- SELECTED PASSAGE -
::::::::

# Arrangements for your Dog(s) when you Die?



## Gwen (Aug 9, 2007)

Have you made arrangements for your four legged friends when you pass away?

My guys are co-owned with the breeder and this arrangements is noted in my will. Connie & I have discussed this matter as well. I would like my co-own arrangements to be changed to my daughter who is an excellent dog person, the boys know her well, she would abide by the co-own arrangements and she'd keep in close contact with Connie. 

Between BIGDAWG & I, we have (4) kids and my daughter is the only one I would consider for this!


----------



## Tahnee GR (Aug 26, 2006)

I have-it's a part of my will. I did it after my now ex-husband disagreed with my plans for the dogs, if I would die before he did. As far as he was concerned, they were marital property and would be his to dispose of as he wanted. I wanted them to go back to their co-owners or breeders. (See why he's an ex?)

When I had 10 Goldens, I even had a special life insurance policy (small term policy) that was specifically to provide money for their care. With only 4 (soon to be 3) Goldens and the 2 toy dogs, I am not so worried about that part.


----------



## LifeOfRiley (Nov 2, 2007)

::::::::

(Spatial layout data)
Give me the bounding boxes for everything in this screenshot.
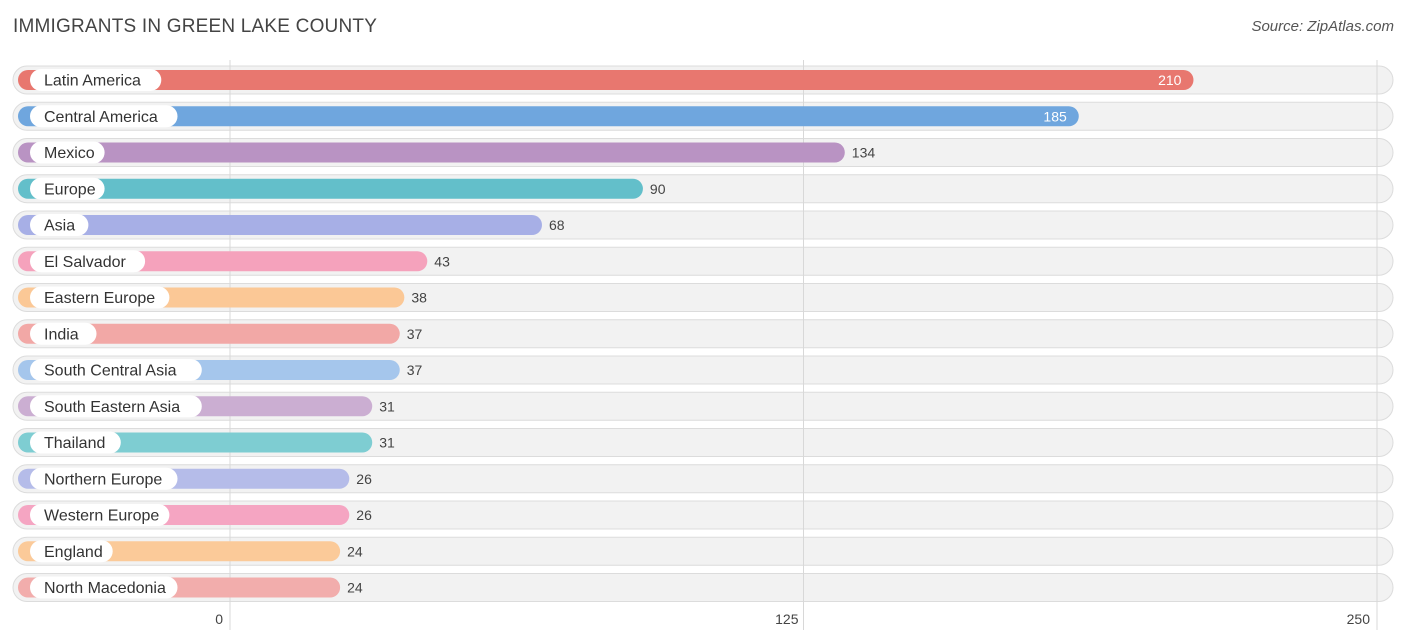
category-label: Latin America — [44, 73, 141, 90]
category-label-pill — [30, 69, 162, 91]
category-label-pill — [30, 540, 113, 563]
category-label: Northern Europe — [44, 471, 162, 488]
category-label: Western Europe — [44, 508, 159, 525]
value-label: 210 — [1158, 72, 1182, 88]
bar-group: Latin America 210 — [18, 69, 1194, 91]
bar-group: Central America 185 — [18, 105, 1079, 128]
value-label: 37 — [407, 326, 423, 342]
category-label: North Macedonia — [44, 580, 166, 597]
value-label: 31 — [379, 435, 395, 451]
bar — [18, 215, 542, 235]
category-label-pill — [30, 105, 178, 128]
bar-group: South Central Asia 37 — [18, 359, 423, 381]
value-label: 134 — [852, 145, 876, 161]
category-label: Asia — [44, 218, 75, 235]
value-label: 26 — [356, 471, 372, 487]
category-label-pill — [30, 359, 202, 381]
row-background — [12, 500, 1394, 530]
row-background — [12, 536, 1394, 566]
value-label: 68 — [549, 217, 565, 233]
category-label: Mexico — [44, 145, 95, 162]
category-label-pill — [30, 250, 146, 273]
category-label-pill — [30, 395, 202, 418]
category-label-pill — [30, 177, 105, 200]
bar-group: Europe 90 — [18, 177, 666, 200]
category-label: Europe — [44, 181, 96, 198]
category-label: Central America — [44, 109, 158, 126]
bar-group: Thailand 31 — [18, 431, 395, 454]
category-label-pill — [30, 467, 178, 490]
value-label: 31 — [379, 398, 395, 414]
category-label: El Salvador — [44, 254, 126, 271]
category-label: Eastern Europe — [44, 290, 155, 307]
bar-group: South Eastern Asia 31 — [18, 395, 395, 418]
row-background — [12, 573, 1394, 602]
category-label: India — [44, 326, 79, 343]
value-label: 37 — [407, 362, 423, 378]
category-label-pill — [30, 504, 170, 526]
category-label: Thailand — [44, 435, 105, 452]
bar-group: Eastern Europe 38 — [18, 286, 427, 309]
x-axis-ticks: 0 125 250 — [215, 611, 1370, 627]
bar — [18, 178, 643, 199]
chart-source: Source: ZipAtlas.com — [1251, 18, 1394, 35]
value-label: 24 — [347, 580, 363, 596]
category-label-pill — [30, 141, 105, 164]
chart-title: IMMIGRANTS IN GREEN LAKE COUNTY — [13, 16, 378, 37]
bars-layer: Latin America 210 Central America 185 Mexico… — [18, 69, 1194, 599]
category-label-pill — [30, 431, 121, 454]
bar-group: England 24 — [18, 540, 363, 563]
bar-group: North Macedonia 24 — [18, 576, 363, 599]
category-label-pill — [30, 214, 89, 236]
bar-group: Western Europe 26 — [18, 504, 372, 526]
x-tick-label: 250 — [1347, 611, 1371, 627]
value-label: 38 — [411, 290, 427, 306]
category-label: England — [44, 544, 103, 561]
value-label: 26 — [356, 507, 372, 523]
bar — [18, 142, 845, 163]
bar-group: Northern Europe 26 — [18, 467, 372, 490]
bar-group: Mexico 134 — [18, 141, 876, 164]
x-tick-label: 125 — [775, 611, 799, 627]
row-background — [12, 464, 1394, 494]
value-label: 185 — [1043, 108, 1067, 124]
category-label: South Central Asia — [44, 363, 177, 380]
bar — [18, 323, 400, 344]
category-label-pill — [30, 322, 97, 345]
value-label: 43 — [434, 253, 450, 269]
bar — [18, 106, 1079, 127]
bar-group: El Salvador 43 — [18, 250, 450, 273]
x-tick-label: 0 — [215, 611, 223, 627]
value-label: 24 — [347, 543, 363, 559]
value-label: 90 — [650, 181, 666, 197]
bar-group: Asia 68 — [18, 214, 565, 236]
bar-group: India 37 — [18, 322, 423, 345]
bar — [18, 70, 1194, 90]
category-label: South Eastern Asia — [44, 399, 180, 416]
category-label-pill — [30, 286, 170, 309]
category-label-pill — [30, 576, 178, 599]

::::::::

- STATED PROBLEM 1 -
Answer these questions about the forum thread on arranging care for dogs after the owner's death:
(a) To whom would Gwen like her co-own arrangements changed?
(b) How many Goldens did Tahnee GR have when she kept a special life insurance policy for their care?
(c) To whom did Tahnee GR want her dogs to go back?
- STATED PROBLEM 2 -
In the records, switch "row-background" to "row-shading" in the lines starting with the line with "category-label: Latin America" and going on through the line with "category-label-pill — [30, 504, 170, 526]". Give back only those lines, with nothing else changed.
The forum thread and the records were taken from separate sources.

- TASK SOLUTION 1 -
(a) Her daughter
(b) 10
(c) Their co-owners or breeders

- TASK SOLUTION 2 -
category-label: Latin America — [44, 73, 141, 90]
category-label-pill — [30, 69, 162, 91]
category-label-pill — [30, 540, 113, 563]
category-label: Northern Europe — [44, 471, 162, 488]
category-label: Western Europe — [44, 508, 159, 525]
value-label: 210 — [1158, 72, 1182, 88]
bar-group: Latin America 210 — [18, 69, 1194, 91]
bar-group: Central America 185 — [18, 105, 1079, 128]
value-label: 37 — [407, 326, 423, 342]
category-label: North Macedonia — [44, 580, 166, 597]
value-label: 31 — [379, 435, 395, 451]
bar — [18, 215, 542, 235]
category-label-pill — [30, 105, 178, 128]
bar-group: South Central Asia 37 — [18, 359, 423, 381]
value-label: 134 — [852, 145, 876, 161]
category-label: Asia — [44, 218, 75, 235]
value-label: 26 — [356, 471, 372, 487]
category-label-pill — [30, 359, 202, 381]
row-shading — [12, 500, 1394, 530]
row-shading — [12, 536, 1394, 566]
value-label: 68 — [549, 217, 565, 233]
category-label: Mexico — [44, 145, 95, 162]
category-label-pill — [30, 250, 146, 273]
category-label-pill — [30, 395, 202, 418]
category-label-pill — [30, 177, 105, 200]
bar-group: Europe 90 — [18, 177, 666, 200]
category-label: Europe — [44, 181, 96, 198]
category-label: Central America — [44, 109, 158, 126]
bar-group: Thailand 31 — [18, 431, 395, 454]
category-label-pill — [30, 467, 178, 490]
value-label: 31 — [379, 398, 395, 414]
category-label: El Salvador — [44, 254, 126, 271]
category-label: Eastern Europe — [44, 290, 155, 307]
bar-group: South Eastern Asia 31 — [18, 395, 395, 418]
row-shading — [12, 573, 1394, 602]
category-label: India — [44, 326, 79, 343]
value-label: 37 — [407, 362, 423, 378]
category-label-pill — [30, 504, 170, 526]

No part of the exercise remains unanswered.